[Begin]
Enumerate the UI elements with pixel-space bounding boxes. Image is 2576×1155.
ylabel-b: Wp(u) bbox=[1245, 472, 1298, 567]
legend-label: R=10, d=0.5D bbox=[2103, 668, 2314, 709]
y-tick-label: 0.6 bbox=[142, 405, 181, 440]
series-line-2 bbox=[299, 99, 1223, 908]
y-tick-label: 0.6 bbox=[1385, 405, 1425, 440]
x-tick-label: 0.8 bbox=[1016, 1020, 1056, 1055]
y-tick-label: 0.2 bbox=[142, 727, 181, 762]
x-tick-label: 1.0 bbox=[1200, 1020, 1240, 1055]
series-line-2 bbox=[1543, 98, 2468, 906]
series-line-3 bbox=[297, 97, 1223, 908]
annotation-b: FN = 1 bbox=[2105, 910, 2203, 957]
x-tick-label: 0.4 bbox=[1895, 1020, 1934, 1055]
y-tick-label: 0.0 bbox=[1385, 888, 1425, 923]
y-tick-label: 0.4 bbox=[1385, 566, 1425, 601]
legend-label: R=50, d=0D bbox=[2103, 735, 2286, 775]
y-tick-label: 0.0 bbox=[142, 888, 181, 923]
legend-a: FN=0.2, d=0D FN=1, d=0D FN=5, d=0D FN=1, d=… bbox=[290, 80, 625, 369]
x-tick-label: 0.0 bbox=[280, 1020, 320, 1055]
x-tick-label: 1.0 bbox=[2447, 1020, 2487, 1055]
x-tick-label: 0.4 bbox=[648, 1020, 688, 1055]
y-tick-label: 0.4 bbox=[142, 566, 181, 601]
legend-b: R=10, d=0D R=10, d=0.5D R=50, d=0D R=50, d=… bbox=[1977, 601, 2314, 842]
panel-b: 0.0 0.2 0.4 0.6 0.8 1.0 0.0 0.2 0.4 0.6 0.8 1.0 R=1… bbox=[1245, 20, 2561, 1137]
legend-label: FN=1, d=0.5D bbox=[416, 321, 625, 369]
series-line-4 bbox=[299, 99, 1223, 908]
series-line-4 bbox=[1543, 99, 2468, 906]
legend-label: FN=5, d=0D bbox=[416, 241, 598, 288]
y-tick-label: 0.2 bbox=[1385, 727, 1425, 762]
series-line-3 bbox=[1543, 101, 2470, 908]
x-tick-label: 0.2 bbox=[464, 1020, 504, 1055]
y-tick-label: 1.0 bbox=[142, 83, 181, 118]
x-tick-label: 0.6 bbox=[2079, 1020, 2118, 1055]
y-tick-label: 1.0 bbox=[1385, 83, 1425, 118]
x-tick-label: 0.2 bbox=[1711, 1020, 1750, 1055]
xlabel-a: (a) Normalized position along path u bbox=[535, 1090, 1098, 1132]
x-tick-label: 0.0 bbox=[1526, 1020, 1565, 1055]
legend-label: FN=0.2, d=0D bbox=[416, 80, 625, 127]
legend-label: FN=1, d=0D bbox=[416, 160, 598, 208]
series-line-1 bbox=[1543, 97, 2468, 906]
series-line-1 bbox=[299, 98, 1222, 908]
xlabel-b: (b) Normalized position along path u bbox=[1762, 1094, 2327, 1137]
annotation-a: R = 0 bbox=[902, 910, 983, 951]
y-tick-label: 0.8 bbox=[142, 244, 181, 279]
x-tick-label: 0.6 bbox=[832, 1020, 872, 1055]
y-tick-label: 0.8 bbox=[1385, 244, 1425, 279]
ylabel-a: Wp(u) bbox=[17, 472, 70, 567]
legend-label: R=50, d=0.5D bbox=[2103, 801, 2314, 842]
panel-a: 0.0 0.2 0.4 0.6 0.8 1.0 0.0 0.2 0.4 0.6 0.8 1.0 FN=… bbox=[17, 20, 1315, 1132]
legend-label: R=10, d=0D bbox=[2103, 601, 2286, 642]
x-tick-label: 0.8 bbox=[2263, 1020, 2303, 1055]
[End]
## DO THIS:
Return every one of the lines above, copied character for character.

## FULL ANSWER:
Enumerate the UI elements with pixel-space bounding boxes. Image is 2576×1155.
ylabel-b: Wp(u) bbox=[1245, 472, 1298, 567]
legend-label: R=10, d=0.5D bbox=[2103, 668, 2314, 709]
y-tick-label: 0.6 bbox=[142, 405, 181, 440]
series-line-2 bbox=[299, 99, 1223, 908]
y-tick-label: 0.6 bbox=[1385, 405, 1425, 440]
x-tick-label: 0.8 bbox=[1016, 1020, 1056, 1055]
y-tick-label: 0.2 bbox=[142, 727, 181, 762]
x-tick-label: 1.0 bbox=[1200, 1020, 1240, 1055]
series-line-2 bbox=[1543, 98, 2468, 906]
series-line-3 bbox=[297, 97, 1223, 908]
annotation-b: FN = 1 bbox=[2105, 910, 2203, 957]
x-tick-label: 0.4 bbox=[1895, 1020, 1934, 1055]
y-tick-label: 0.0 bbox=[1385, 888, 1425, 923]
y-tick-label: 0.4 bbox=[1385, 566, 1425, 601]
legend-label: R=50, d=0D bbox=[2103, 735, 2286, 775]
y-tick-label: 0.0 bbox=[142, 888, 181, 923]
legend-a: FN=0.2, d=0D FN=1, d=0D FN=5, d=0D FN=1, d=… bbox=[290, 80, 625, 369]
x-tick-label: 0.0 bbox=[280, 1020, 320, 1055]
x-tick-label: 1.0 bbox=[2447, 1020, 2487, 1055]
x-tick-label: 0.4 bbox=[648, 1020, 688, 1055]
y-tick-label: 0.4 bbox=[142, 566, 181, 601]
legend-b: R=10, d=0D R=10, d=0.5D R=50, d=0D R=50, d=… bbox=[1977, 601, 2314, 842]
panel-b: 0.0 0.2 0.4 0.6 0.8 1.0 0.0 0.2 0.4 0.6 0.8 1.0 R=1… bbox=[1245, 20, 2561, 1137]
legend-label: FN=1, d=0.5D bbox=[416, 321, 625, 369]
series-line-4 bbox=[299, 99, 1223, 908]
series-line-4 bbox=[1543, 99, 2468, 906]
legend-label: FN=5, d=0D bbox=[416, 241, 598, 288]
y-tick-label: 0.2 bbox=[1385, 727, 1425, 762]
series-line-3 bbox=[1543, 101, 2470, 908]
x-tick-label: 0.2 bbox=[464, 1020, 504, 1055]
y-tick-label: 1.0 bbox=[142, 83, 181, 118]
x-tick-label: 0.6 bbox=[2079, 1020, 2118, 1055]
y-tick-label: 1.0 bbox=[1385, 83, 1425, 118]
x-tick-label: 0.2 bbox=[1711, 1020, 1750, 1055]
xlabel-a: (a) Normalized position along path u bbox=[535, 1090, 1098, 1132]
x-tick-label: 0.0 bbox=[1526, 1020, 1565, 1055]
legend-label: FN=0.2, d=0D bbox=[416, 80, 625, 127]
legend-label: FN=1, d=0D bbox=[416, 160, 598, 208]
series-line-1 bbox=[1543, 97, 2468, 906]
series-line-1 bbox=[299, 98, 1222, 908]
xlabel-b: (b) Normalized position along path u bbox=[1762, 1094, 2327, 1137]
annotation-a: R = 0 bbox=[902, 910, 983, 951]
y-tick-label: 0.8 bbox=[142, 244, 181, 279]
x-tick-label: 0.6 bbox=[832, 1020, 872, 1055]
y-tick-label: 0.8 bbox=[1385, 244, 1425, 279]
ylabel-a: Wp(u) bbox=[17, 472, 70, 567]
legend-label: R=50, d=0.5D bbox=[2103, 801, 2314, 842]
panel-a: 0.0 0.2 0.4 0.6 0.8 1.0 0.0 0.2 0.4 0.6 0.8 1.0 FN=… bbox=[17, 20, 1315, 1132]
legend-label: R=10, d=0D bbox=[2103, 601, 2286, 642]
x-tick-label: 0.8 bbox=[2263, 1020, 2303, 1055]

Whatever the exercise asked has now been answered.